*Exercise instructions*: Which lines in the data below contain the string "positive"? Show each one.

*Data for review*:
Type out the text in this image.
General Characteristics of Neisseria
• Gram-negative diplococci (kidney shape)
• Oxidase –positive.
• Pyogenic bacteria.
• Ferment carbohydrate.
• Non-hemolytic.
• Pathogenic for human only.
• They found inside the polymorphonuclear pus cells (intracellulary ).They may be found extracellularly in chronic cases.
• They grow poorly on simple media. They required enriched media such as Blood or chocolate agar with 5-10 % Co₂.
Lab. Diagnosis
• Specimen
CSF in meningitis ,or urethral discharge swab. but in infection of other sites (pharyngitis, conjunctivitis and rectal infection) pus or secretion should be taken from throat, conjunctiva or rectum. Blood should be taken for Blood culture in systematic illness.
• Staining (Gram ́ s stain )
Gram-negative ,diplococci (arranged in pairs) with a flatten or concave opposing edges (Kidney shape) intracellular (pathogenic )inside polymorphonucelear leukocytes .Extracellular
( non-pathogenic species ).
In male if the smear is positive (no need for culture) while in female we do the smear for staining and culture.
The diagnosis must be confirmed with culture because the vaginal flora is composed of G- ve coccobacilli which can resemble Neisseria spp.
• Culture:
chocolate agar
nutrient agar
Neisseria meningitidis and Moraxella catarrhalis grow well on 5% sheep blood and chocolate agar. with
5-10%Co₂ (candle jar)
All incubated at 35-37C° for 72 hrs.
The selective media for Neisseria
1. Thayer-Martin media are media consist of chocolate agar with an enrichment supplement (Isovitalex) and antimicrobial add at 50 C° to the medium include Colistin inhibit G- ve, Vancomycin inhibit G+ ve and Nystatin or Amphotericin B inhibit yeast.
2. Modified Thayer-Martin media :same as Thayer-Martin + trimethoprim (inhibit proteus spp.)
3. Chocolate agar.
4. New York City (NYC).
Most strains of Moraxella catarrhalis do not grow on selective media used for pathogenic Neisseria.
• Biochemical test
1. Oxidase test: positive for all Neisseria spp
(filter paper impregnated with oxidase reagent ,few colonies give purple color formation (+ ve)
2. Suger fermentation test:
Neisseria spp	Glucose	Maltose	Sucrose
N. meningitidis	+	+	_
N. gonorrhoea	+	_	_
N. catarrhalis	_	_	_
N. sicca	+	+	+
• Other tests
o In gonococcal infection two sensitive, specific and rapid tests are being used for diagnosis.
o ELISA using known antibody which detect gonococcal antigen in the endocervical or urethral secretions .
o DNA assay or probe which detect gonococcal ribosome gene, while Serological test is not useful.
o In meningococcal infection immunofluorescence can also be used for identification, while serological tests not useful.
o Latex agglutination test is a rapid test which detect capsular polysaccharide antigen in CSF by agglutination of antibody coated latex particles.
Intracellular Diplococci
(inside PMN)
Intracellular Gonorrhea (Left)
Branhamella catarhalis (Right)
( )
---
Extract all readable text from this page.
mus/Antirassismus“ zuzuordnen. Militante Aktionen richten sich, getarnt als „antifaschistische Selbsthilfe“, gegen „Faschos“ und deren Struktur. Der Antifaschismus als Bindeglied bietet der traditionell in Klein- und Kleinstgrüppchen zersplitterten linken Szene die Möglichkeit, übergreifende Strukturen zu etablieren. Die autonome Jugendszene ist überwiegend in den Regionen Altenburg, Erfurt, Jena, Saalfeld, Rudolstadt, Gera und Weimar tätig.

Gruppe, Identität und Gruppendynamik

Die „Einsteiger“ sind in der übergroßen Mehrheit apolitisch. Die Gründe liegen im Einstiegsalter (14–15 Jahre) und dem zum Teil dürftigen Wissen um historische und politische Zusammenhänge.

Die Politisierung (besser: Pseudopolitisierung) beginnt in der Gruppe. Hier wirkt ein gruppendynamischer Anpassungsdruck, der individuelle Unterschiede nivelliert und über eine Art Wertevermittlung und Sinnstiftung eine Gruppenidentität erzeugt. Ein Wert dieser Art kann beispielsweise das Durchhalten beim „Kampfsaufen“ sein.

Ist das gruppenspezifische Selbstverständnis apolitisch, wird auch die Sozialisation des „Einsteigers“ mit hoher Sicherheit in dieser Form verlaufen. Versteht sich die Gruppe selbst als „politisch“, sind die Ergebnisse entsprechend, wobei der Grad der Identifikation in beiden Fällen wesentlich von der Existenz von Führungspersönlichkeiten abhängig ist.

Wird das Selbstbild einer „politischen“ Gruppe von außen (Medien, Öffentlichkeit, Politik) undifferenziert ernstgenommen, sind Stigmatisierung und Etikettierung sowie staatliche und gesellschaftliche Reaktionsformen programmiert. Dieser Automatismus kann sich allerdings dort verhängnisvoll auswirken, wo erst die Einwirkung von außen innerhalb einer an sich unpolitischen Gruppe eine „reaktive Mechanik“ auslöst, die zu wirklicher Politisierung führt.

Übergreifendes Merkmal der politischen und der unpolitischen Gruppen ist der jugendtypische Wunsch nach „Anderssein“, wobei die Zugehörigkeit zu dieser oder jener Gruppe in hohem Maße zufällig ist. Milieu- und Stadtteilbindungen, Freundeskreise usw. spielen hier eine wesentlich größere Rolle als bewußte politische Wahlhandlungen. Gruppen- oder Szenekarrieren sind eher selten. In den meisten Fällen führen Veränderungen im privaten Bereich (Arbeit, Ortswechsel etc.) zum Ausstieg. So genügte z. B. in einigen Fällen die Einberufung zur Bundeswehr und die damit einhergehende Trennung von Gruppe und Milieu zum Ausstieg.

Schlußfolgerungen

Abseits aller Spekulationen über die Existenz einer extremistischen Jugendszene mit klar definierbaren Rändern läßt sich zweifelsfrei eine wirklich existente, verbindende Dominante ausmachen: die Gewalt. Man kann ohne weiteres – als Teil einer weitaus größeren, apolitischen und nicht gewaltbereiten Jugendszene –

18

*Expected answer*:
• Oxidase –positive.
In male if the smear is positive (no need for culture) while in female we do the smear for staining and culture.
1. Oxidase test: positive for all Neisseria spp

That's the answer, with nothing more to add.